> **Written instruction**:
Lines holding the string "practices" are the ones to copy; find them all in the data.

> **Dataset records**:

#####

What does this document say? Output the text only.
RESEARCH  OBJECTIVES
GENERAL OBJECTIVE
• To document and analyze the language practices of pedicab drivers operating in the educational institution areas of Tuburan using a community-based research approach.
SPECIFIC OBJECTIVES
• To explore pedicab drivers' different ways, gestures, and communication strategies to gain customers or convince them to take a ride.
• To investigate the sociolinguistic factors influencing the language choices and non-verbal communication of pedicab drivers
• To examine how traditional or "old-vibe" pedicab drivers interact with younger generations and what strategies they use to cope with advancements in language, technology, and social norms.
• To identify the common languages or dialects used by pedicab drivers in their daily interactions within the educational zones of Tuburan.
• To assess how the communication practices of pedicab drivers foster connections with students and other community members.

#####

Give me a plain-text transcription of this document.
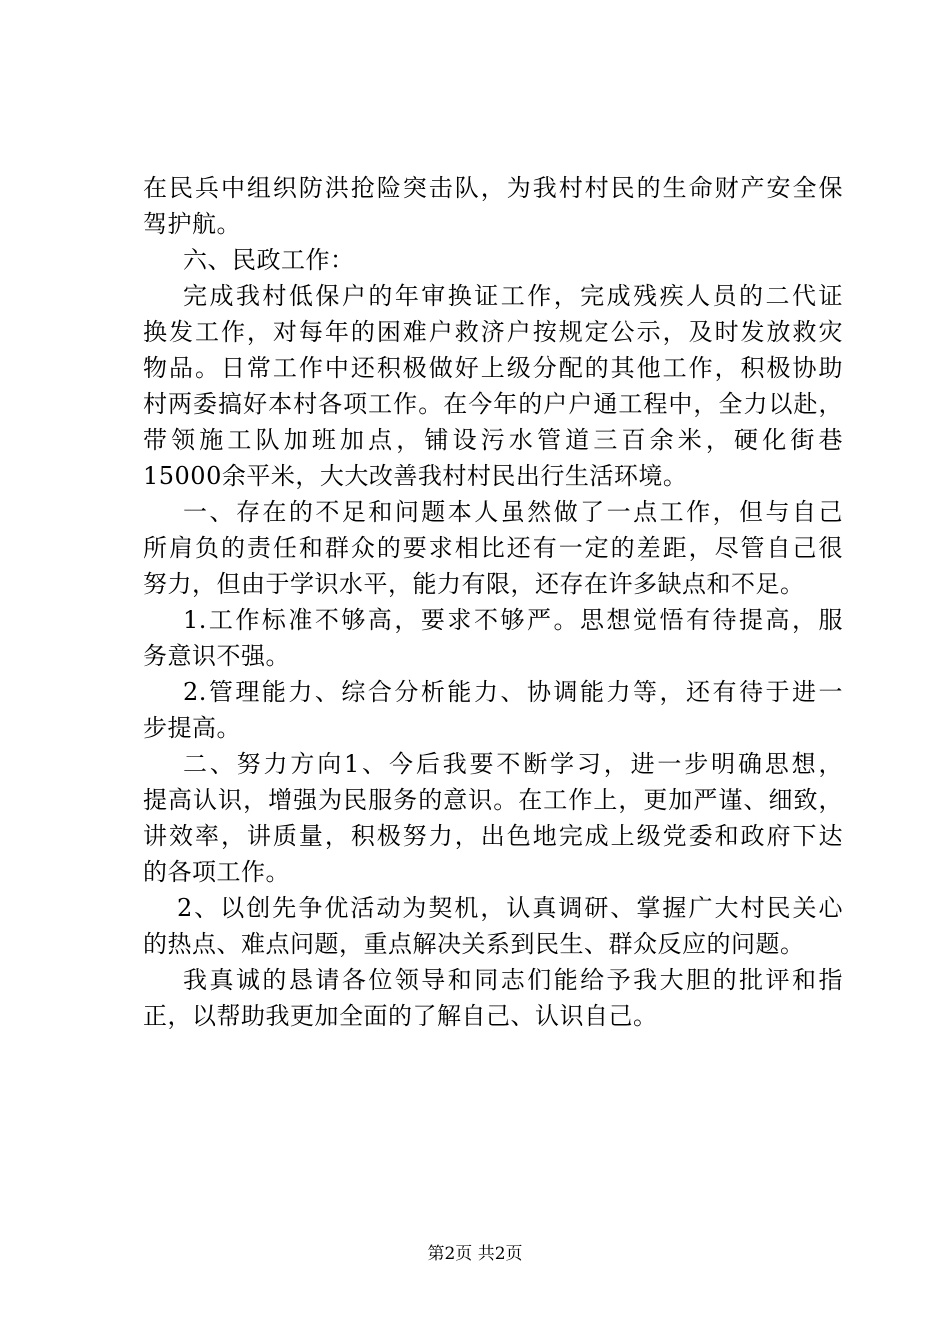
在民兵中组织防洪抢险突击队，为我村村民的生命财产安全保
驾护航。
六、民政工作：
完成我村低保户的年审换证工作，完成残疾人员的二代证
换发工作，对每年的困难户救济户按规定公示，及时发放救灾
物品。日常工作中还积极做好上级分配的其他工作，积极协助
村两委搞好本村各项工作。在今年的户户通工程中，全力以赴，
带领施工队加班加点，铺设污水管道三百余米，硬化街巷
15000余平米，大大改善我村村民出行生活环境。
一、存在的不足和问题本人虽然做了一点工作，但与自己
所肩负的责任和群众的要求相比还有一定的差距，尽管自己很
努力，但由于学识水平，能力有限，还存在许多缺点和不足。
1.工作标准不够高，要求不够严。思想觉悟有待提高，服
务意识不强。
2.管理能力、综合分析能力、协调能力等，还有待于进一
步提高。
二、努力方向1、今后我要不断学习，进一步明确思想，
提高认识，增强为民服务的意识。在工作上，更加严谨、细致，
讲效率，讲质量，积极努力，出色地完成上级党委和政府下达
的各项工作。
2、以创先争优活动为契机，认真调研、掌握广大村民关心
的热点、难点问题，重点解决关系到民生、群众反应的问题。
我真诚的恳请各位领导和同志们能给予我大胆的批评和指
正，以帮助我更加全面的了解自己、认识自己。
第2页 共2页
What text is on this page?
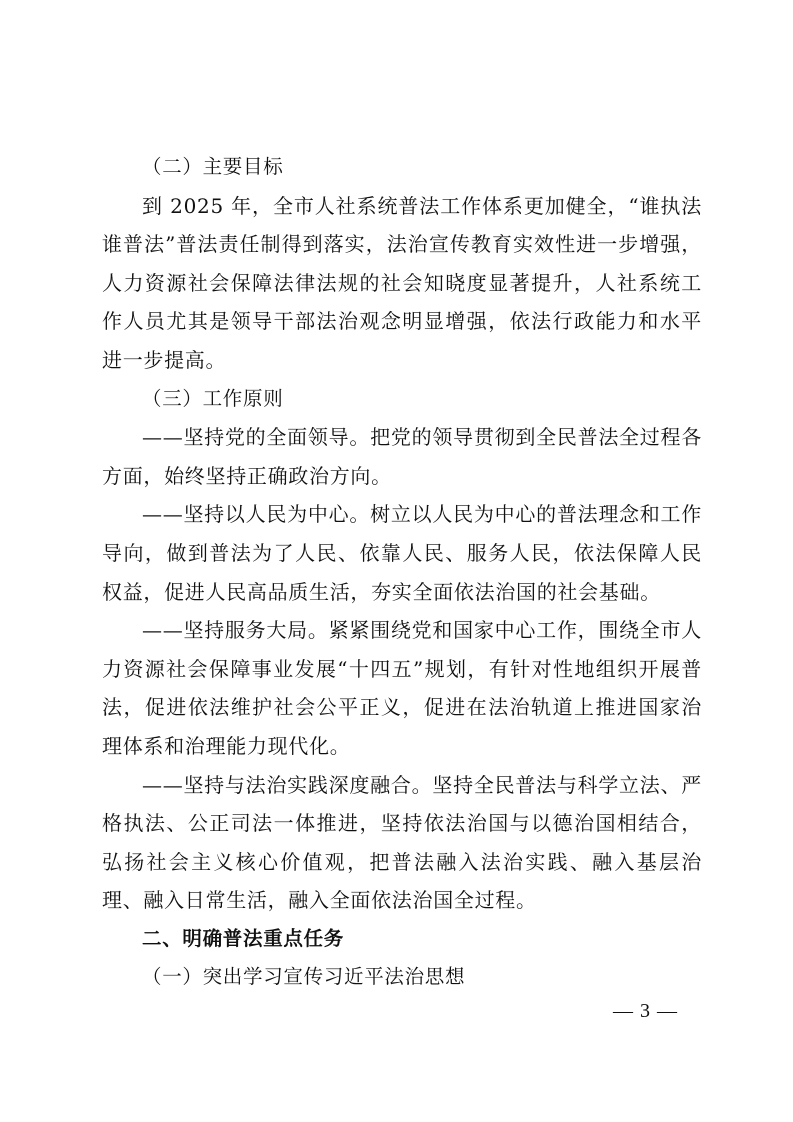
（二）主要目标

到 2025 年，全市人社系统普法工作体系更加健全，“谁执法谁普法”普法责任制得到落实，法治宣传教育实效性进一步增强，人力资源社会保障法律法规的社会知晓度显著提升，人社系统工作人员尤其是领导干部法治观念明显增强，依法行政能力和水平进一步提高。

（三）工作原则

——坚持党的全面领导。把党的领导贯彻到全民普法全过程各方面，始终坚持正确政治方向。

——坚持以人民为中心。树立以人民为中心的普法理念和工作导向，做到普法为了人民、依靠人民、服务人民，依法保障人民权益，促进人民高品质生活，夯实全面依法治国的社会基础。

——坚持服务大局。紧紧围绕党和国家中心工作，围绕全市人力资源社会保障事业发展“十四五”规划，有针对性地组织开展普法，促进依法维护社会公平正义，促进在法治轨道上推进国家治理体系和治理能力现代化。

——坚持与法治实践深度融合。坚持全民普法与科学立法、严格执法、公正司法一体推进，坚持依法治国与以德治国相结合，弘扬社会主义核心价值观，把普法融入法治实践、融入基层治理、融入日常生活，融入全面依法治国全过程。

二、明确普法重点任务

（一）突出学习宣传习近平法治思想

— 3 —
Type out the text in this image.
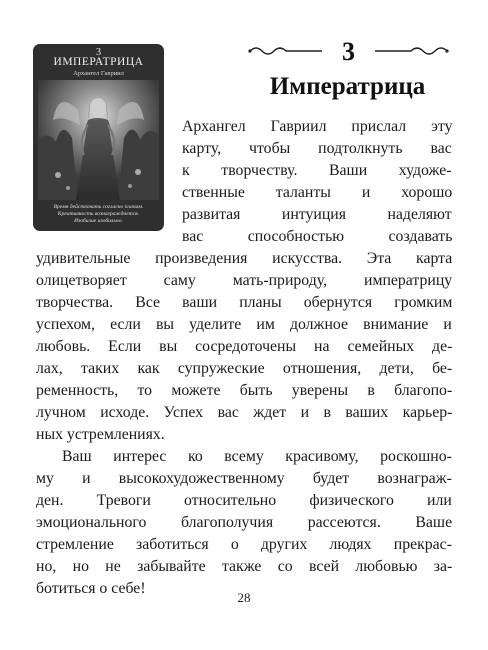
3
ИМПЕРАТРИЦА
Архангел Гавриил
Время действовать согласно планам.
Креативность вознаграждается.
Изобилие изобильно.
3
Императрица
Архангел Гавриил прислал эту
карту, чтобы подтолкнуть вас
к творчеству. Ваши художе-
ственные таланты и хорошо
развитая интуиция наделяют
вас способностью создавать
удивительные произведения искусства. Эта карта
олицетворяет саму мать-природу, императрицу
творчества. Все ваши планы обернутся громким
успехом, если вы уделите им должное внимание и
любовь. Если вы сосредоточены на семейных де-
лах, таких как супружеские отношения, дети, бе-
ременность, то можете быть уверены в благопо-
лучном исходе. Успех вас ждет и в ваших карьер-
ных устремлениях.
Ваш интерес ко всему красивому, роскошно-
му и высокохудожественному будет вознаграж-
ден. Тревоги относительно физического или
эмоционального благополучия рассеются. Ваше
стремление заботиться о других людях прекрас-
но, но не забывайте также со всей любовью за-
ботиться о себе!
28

#####

> **Full answer**:
• To document and analyze the language practices of pedicab drivers operating in the educational institution areas of Tuburan using a community-based research approach.
• To assess how the communication practices of pedicab drivers foster connections with students and other community members.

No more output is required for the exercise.